Gather up every line from the entries below that uses the word "horizontal".

- Supplied data -
________________

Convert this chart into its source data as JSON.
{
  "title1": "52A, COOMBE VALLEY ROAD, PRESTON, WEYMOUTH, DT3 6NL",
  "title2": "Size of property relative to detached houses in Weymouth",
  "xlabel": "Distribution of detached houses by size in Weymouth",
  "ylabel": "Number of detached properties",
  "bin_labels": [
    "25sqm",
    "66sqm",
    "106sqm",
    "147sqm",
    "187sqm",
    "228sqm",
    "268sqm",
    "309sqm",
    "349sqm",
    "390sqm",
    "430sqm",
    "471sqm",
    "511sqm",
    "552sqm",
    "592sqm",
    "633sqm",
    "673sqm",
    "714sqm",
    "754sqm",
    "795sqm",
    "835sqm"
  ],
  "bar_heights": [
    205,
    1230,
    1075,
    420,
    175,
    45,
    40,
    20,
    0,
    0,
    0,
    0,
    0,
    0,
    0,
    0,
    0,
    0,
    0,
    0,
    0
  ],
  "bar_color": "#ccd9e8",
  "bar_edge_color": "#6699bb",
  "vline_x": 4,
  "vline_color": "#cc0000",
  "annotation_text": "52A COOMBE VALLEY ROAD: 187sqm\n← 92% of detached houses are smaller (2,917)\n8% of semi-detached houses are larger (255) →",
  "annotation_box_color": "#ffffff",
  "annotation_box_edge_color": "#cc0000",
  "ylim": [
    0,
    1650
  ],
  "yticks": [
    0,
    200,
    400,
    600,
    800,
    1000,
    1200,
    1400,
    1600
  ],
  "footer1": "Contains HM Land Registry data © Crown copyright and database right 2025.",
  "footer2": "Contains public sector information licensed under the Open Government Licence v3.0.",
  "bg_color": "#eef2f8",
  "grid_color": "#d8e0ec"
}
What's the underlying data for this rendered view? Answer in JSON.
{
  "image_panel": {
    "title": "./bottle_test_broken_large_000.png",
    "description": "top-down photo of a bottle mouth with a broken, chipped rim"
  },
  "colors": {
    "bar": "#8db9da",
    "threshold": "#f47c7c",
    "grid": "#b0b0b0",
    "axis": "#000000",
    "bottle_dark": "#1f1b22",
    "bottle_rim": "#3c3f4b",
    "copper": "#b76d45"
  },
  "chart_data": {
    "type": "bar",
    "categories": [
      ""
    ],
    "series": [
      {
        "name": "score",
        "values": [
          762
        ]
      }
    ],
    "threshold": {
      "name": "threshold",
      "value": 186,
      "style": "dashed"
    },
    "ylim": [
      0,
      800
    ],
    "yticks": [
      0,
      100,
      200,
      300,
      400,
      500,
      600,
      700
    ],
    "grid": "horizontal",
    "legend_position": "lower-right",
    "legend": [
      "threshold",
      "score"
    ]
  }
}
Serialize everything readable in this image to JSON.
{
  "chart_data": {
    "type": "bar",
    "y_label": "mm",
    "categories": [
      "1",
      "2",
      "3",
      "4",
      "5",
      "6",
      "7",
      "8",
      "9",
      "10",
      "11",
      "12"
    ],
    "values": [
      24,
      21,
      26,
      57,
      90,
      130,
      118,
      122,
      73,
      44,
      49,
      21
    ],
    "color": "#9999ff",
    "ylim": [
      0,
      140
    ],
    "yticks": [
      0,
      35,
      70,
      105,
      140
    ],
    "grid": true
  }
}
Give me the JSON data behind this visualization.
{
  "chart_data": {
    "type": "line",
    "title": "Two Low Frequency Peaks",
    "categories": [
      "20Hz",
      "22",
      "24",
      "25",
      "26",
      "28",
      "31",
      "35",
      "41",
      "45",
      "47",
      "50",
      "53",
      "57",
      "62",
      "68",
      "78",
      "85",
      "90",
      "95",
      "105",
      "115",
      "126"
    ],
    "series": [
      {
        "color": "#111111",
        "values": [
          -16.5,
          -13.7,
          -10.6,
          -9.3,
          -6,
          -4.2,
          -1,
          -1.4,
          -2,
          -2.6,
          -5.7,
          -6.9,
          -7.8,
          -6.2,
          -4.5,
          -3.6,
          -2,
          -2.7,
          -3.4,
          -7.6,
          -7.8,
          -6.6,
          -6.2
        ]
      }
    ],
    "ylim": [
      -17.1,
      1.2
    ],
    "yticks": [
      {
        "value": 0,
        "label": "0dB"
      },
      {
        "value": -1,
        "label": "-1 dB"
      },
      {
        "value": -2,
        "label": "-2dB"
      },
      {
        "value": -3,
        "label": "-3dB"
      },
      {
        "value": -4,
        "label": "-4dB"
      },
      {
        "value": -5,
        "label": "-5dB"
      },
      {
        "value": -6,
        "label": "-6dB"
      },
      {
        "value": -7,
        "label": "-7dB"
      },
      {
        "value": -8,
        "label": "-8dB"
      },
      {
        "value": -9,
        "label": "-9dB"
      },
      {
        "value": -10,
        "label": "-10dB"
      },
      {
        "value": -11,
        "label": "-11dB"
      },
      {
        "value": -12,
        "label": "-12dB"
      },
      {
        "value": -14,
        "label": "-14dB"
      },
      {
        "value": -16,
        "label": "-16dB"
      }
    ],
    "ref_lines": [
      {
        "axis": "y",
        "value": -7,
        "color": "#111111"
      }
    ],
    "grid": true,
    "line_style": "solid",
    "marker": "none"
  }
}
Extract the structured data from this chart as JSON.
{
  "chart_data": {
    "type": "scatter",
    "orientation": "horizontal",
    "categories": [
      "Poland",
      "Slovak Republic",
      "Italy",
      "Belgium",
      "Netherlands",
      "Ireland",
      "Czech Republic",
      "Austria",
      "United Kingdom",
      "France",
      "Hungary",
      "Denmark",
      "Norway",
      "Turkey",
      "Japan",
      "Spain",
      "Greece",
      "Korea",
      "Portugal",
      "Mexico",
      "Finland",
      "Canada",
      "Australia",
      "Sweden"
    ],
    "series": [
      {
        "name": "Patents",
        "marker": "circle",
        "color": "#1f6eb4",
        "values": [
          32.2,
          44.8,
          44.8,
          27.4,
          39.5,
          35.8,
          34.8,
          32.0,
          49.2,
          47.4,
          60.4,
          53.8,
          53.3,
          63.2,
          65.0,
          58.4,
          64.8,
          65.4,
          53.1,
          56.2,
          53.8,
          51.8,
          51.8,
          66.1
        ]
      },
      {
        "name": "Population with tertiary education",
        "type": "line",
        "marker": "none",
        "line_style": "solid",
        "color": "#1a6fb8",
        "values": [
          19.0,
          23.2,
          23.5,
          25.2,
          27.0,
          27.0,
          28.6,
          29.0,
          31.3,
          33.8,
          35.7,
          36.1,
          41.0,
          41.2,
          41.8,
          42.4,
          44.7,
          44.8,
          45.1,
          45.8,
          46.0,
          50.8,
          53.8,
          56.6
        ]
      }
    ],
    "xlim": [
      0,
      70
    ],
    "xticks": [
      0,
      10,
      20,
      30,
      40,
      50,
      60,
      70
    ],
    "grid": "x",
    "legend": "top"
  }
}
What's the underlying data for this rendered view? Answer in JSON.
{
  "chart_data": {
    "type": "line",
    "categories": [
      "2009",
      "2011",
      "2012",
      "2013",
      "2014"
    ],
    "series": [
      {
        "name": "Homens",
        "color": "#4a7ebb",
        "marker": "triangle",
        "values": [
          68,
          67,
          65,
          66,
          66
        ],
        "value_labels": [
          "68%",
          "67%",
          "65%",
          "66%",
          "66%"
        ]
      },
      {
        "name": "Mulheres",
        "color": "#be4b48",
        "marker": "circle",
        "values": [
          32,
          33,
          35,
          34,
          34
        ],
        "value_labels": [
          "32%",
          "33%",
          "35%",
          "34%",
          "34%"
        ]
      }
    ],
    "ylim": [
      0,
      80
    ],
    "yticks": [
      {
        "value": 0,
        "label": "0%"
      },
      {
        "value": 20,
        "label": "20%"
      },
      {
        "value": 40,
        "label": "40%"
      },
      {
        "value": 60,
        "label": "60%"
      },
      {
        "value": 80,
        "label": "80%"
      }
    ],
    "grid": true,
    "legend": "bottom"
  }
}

________________

- Task answer -
    "grid": "horizontal",
    "orientation": "horizontal",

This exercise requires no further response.